> DATA SUPPLIED
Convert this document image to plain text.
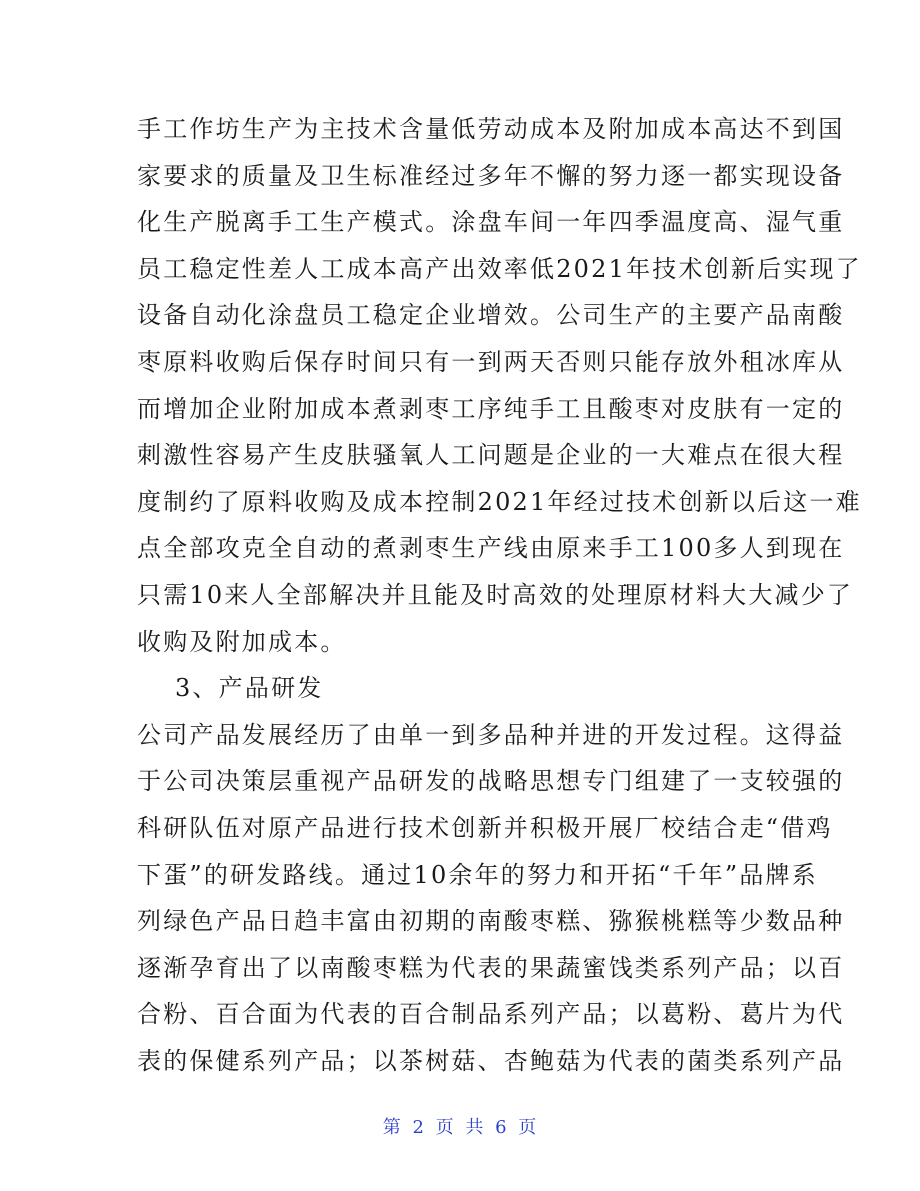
手工作坊生产为主技术含量低劳动成本及附加成本高达不到国
家要求的质量及卫生标准经过多年不懈的努力逐一都实现设备
化生产脱离手工生产模式。涂盘车间一年四季温度高、湿气重
员工稳定性差人工成本高产出效率低2021年技术创新后实现了
设备自动化涂盘员工稳定企业增效。公司生产的主要产品南酸
枣原料收购后保存时间只有一到两天否则只能存放外租冰库从
而增加企业附加成本煮剥枣工序纯手工且酸枣对皮肤有一定的
刺激性容易产生皮肤骚氧人工问题是企业的一大难点在很大程
度制约了原料收购及成本控制2021年经过技术创新以后这一难
点全部攻克全自动的煮剥枣生产线由原来手工100多人到现在
只需10来人全部解决并且能及时高效的处理原材料大大减少了
收购及附加成本。
3、产品研发
公司产品发展经历了由单一到多品种并进的开发过程。这得益
于公司决策层重视产品研发的战略思想专门组建了一支较强的
科研队伍对原产品进行技术创新并积极开展厂校结合走“借鸡
下蛋”的研发路线。通过10余年的努力和开拓“千年”品牌系
列绿色产品日趋丰富由初期的南酸枣糕、猕猴桃糕等少数品种
逐渐孕育出了以南酸枣糕为代表的果蔬蜜饯类系列产品；以百
合粉、百合面为代表的百合制品系列产品；以葛粉、葛片为代
表的保健系列产品；以茶树菇、杏鲍菇为代表的菌类系列产品
第 2 页 共 6 页
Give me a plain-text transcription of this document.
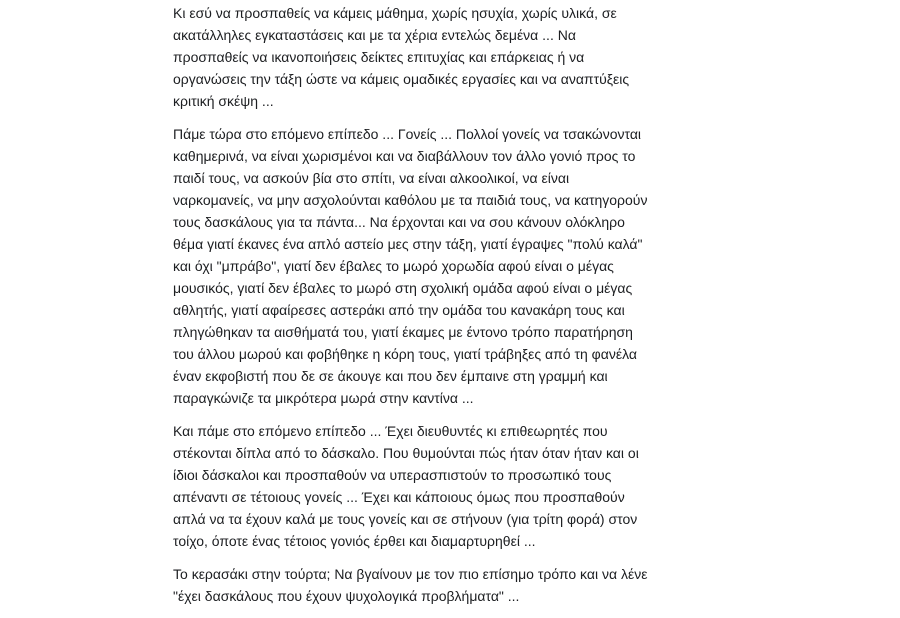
Κι εσύ να προσπαθείς να κάμεις μάθημα, χωρίς ησυχία, χωρίς υλικά, σε
ακατάλληλες εγκαταστάσεις και με τα χέρια εντελώς δεμένα ... Να
προσπαθείς να ικανοποιήσεις δείκτες επιτυχίας και επάρκειας ή να
οργανώσεις την τάξη ώστε να κάμεις ομαδικές εργασίες και να αναπτύξεις
κριτική σκέψη ...
Πάμε τώρα στο επόμενο επίπεδο ... Γονείς ... Πολλοί γονείς να τσακώνονται
καθημερινά, να είναι χωρισμένοι και να διαβάλλουν τον άλλο γονιό προς το
παιδί τους, να ασκούν βία στο σπίτι, να είναι αλκοολικοί, να είναι
ναρκομανείς, να μην ασχολούνται καθόλου με τα παιδιά τους, να κατηγορούν
τους δασκάλους για τα πάντα... Να έρχονται και να σου κάνουν ολόκληρο
θέμα γιατί έκανες ένα απλό αστείο μες στην τάξη, γιατί έγραψες "πολύ καλά"
και όχι "μπράβο", γιατί δεν έβαλες το μωρό χορωδία αφού είναι ο μέγας
μουσικός, γιατί δεν έβαλες το μωρό στη σχολική ομάδα αφού είναι ο μέγας
αθλητής, γιατί αφαίρεσες αστεράκι από την ομάδα του κανακάρη τους και
πληγώθηκαν τα αισθήματά του, γιατί έκαμες με έντονο τρόπο παρατήρηση
του άλλου μωρού και φοβήθηκε η κόρη τους, γιατί τράβηξες από τη φανέλα
έναν εκφοβιστή που δε σε άκουγε και που δεν έμπαινε στη γραμμή και
παραγκώνιζε τα μικρότερα μωρά στην καντίνα ...
Και πάμε στο επόμενο επίπεδο ... Έχει διευθυντές κι επιθεωρητές που
στέκονται δίπλα από το δάσκαλο. Που θυμούνται πώς ήταν όταν ήταν και οι
ίδιοι δάσκαλοι και προσπαθούν να υπερασπιστούν το προσωπικό τους
απέναντι σε τέτοιους γονείς ... Έχει και κάποιους όμως που προσπαθούν
απλά να τα έχουν καλά με τους γονείς και σε στήνουν (για τρίτη φορά) στον
τοίχο, όποτε ένας τέτοιος γονιός έρθει και διαμαρτυρηθεί ...
Το κερασάκι στην τούρτα; Να βγαίνουν με τον πιο επίσημο τρόπο και να λένε
"έχει δασκάλους που έχουν ψυχολογικά προβλήματα" ...
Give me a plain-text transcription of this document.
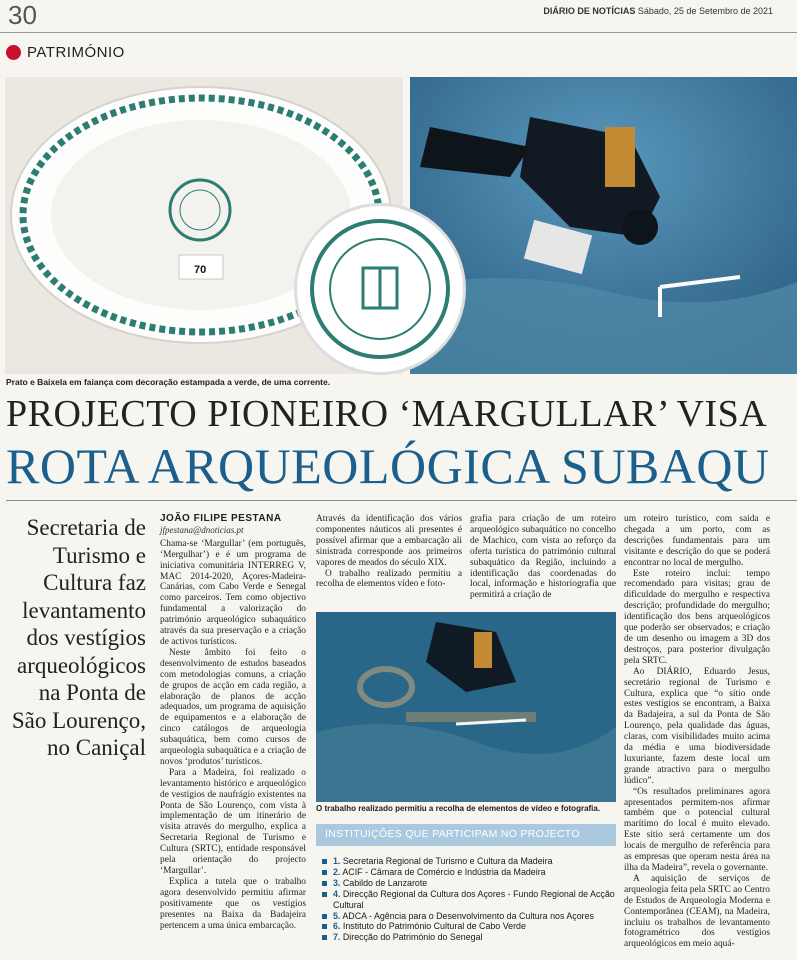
30	DIÁRIO DE NOTÍCIAS Sábado, 25 de Setembro de 2021
PATRIMÓNIO
70
Prato e Baixela em faiança com decoração estampada a verde, de uma corrente.
PROJECTO PIONEIRO ‘MARGULLAR’ VISA
ROTA ARQUEOLÓGICA SUBAQU
Secretaria de Turismo e Cultura faz levantamento dos vestígios arqueológicos na Ponta de São Lourenço, no Caniçal
JOÃO FILIPE PESTANA
jfpestana@dnoticias.pt

Chama-se ‘Margullar’ (em português, ‘Mergulhar’) e é um programa de iniciativa comunitária INTERREG V, MAC 2014-2020, Açores-Madeira-Canárias, com Cabo Verde e Senegal como parceiros. Tem como objectivo fundamental a valorização do património arqueológico subaquático através da sua preservação e a criação de activos turísticos.

Neste âmbito foi feito o desenvolvimento de estudos baseados com metodologias comuns, a criação de grupos de acção em cada região, a elaboração de planos de acção adequados, um programa de aquisição de equipamentos e a elaboração de cinco catálogos de arqueologia subaquática, bem como cursos de arqueologia subaquática e a criação de novos ‘produtos’ turísticos.

Para a Madeira, foi realizado o levantamento histórico e arqueológico de vestígios de naufrágio existentes na Ponta de São Lourenço, com vista à implementação de um itinerário de visita através do mergulho, explica a Secretaria Regional de Turismo e Cultura (SRTC), entidade responsável pela orientação do projecto ‘Margullar’.

Explica a tutela que o trabalho agora desenvolvido permitiu afirmar positivamente que os vestígios presentes na Baixa da Badajeira pertencem a uma única embarcação.

Através da identificação dos vários componentes náuticos ali presentes é possível afirmar que a embarcação ali sinistrada corresponde aos primeiros vapores de meados do século XIX.

O trabalho realizado permitiu a recolha de elementos vídeo e foto-

grafia para criação de um roteiro arqueológico subaquático no concelho de Machico, com vista ao reforço da oferta turística do património cultural subaquático da Região, incluindo a identificação das coordenadas do local, informação e historiografia que permitirá a criação de

O trabalho realizado permitiu a recolha de elementos de vídeo e fotografia.
INSTITUIÇÕES QUE PARTICIPAM NO PROJECTO
1. Secretaria Regional de Turismo e Cultura da Madeira
2. ACIF - Câmara de Comércio e Indústria da Madeira
3. Cabildo de Lanzarote
4. Direcção Regional da Cultura dos Açores - Fundo Regional de Acção Cultural
5. ADCA - Agência para o Desenvolvimento da Cultura nos Açores
6. Instituto do Património Cultural de Cabo Verde
7. Direcção do Património do Senegal

um roteiro turístico, com saída e chegada a um porto, com as descrições fundamentais para um visitante e descrição do que se poderá encontrar no local de mergulho.

Este roteiro inclui: tempo recomendado para visitas; grau de dificuldade do mergulho e respectiva descrição; profundidade do mergulho; identificação dos bens arqueológicos que poderão ser observados; e criação de um desenho ou imagem a 3D dos destroços, para posterior divulgação pela SRTC.

Ao DIÁRIO, Eduardo Jesus, secretário regional de Turismo e Cultura, explica que “o sítio onde estes vestígios se encontram, a Baixa da Badajeira, a sul da Ponta de São Lourenço, pela qualidade das águas, claras, com visibilidades muito acima da média e uma biodiversidade luxuriante, fazem deste local um grande atractivo para o mergulho lúdico”.

“Os resultados preliminares agora apresentados permitem-nos afirmar também que o potencial cultural marítimo do local é muito elevado. Este sítio será certamente um dos locais de mergulho de referência para as empresas que operam nesta área na ilha da Madeira”, revela o governante.

A aquisição de serviços de arqueologia feita pela SRTC ao Centro de Estudos de Arqueologia Moderna e Contemporânea (CEAM), na Madeira, incluiu os trabalhos de levantamento fotogramétrico dos vestígios arqueológicos em meio aquá-
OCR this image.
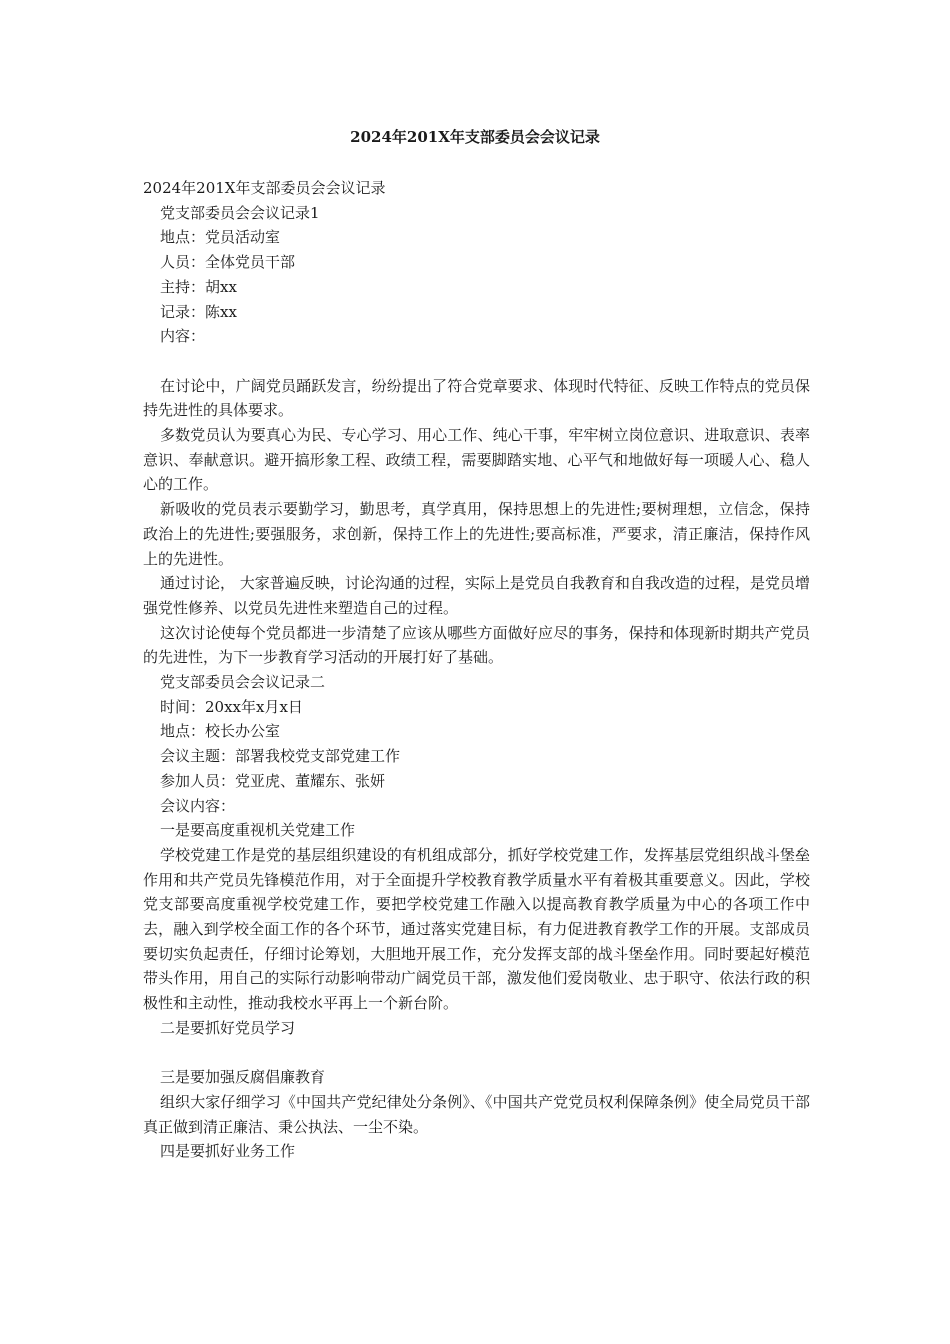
2024年201X年支部委员会会议记录

2024年201X年支部委员会会议记录

党支部委员会会议记录1

地点：党员活动室

人员：全体党员干部

主持：胡xx

记录：陈xx

内容：

在讨论中，广阔党员踊跃发言，纷纷提出了符合党章要求、体现时代特征、反映工作特点的党员保持先进性的具体要求。

多数党员认为要真心为民、专心学习、用心工作、纯心干事，牢牢树立岗位意识、进取意识、表率意识、奉献意识。避开搞形象工程、政绩工程，需要脚踏实地、心平气和地做好每一项暖人心、稳人心的工作。

新吸收的党员表示要勤学习，勤思考，真学真用，保持思想上的先进性;要树理想，立信念，保持政治上的先进性;要强服务，求创新，保持工作上的先进性;要高标准，严要求，清正廉洁，保持作风上的先进性。

通过讨论， 大家普遍反映，讨论沟通的过程，实际上是党员自我教育和自我改造的过程，是党员增强党性修养、以党员先进性来塑造自己的过程。

这次讨论使每个党员都进一步清楚了应该从哪些方面做好应尽的事务，保持和体现新时期共产党员的先进性，为下一步教育学习活动的开展打好了基础。

党支部委员会会议记录二

时间：20xx年x月x日

地点：校长办公室

会议主题：部署我校党支部党建工作

参加人员：党亚虎、董耀东、张妍

会议内容：

一是要高度重视机关党建工作

学校党建工作是党的基层组织建设的有机组成部分，抓好学校党建工作，发挥基层党组织战斗堡垒作用和共产党员先锋模范作用，对于全面提升学校教育教学质量水平有着极其重要意义。因此，学校党支部要高度重视学校党建工作，要把学校党建工作融入以提高教育教学质量为中心的各项工作中去，融入到学校全面工作的各个环节，通过落实党建目标，有力促进教育教学工作的开展。支部成员要切实负起责任，仔细讨论筹划，大胆地开展工作，充分发挥支部的战斗堡垒作用。同时要起好模范带头作用，用自己的实际行动影响带动广阔党员干部，激发他们爱岗敬业、忠于职守、依法行政的积极性和主动性，推动我校水平再上一个新台阶。

二是要抓好党员学习

三是要加强反腐倡廉教育

组织大家仔细学习《中国共产党纪律处分条例》、《中国共产党党员权利保障条例》使全局党员干部真正做到清正廉洁、秉公执法、一尘不染。

四是要抓好业务工作
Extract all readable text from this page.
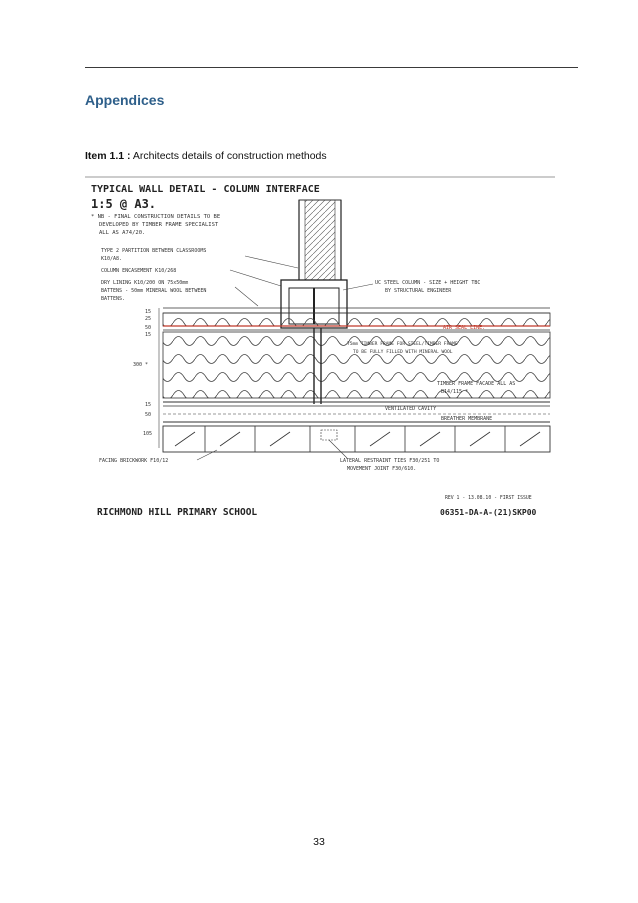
Appendices
Item 1.1 : Architects details of construction methods
TYPICAL WALL DETAIL - COLUMN INTERFACE
1:5 @ A3.
* NB - FINAL CONSTRUCTION DETAILS TO BE
DEVELOPED BY TIMBER FRAME SPECIALIST
ALL AS A74/20.
TYPE 2 PARTITION BETWEEN CLASSROOMS
K10/A8.
COLUMN ENCASEMENT K10/268
DRY LINING K10/200 ON 75x50mm
BATTENS - 50mm MINERAL WOOL BETWEEN
BATTENS.
15
25
50
15
300 *
15
50
105
UC STEEL COLUMN - SIZE + HEIGHT TBC
BY STRUCTURAL ENGINEER
AIR SEAL LINE.
75mm TIMBER FRAME FOR STEEL/TIMBER FRAME
TO BE FULLY FILLED WITH MINERAL WOOL
TIMBER FRAME FACADE ALL AS
B14/115 *
VENTILATED CAVITY
BREATHER MEMBRANE
FACING BRICKWORK F10/12	LATERAL RESTRAINT TIES F30/251 TO
MOVEMENT JOINT F30/610.
RICHMOND HILL PRIMARY SCHOOL
REV 1 - 13.08.10 - FIRST ISSUE
06351-DA-A-(21)SKP00
33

> JOB
Which lines in the data above contain "Direcção"? Show each one.

> REPLY
4. Direcção Regional da Cultura dos Açores - Fundo Regional de Acção Cultural
7. Direcção do Património do Senegal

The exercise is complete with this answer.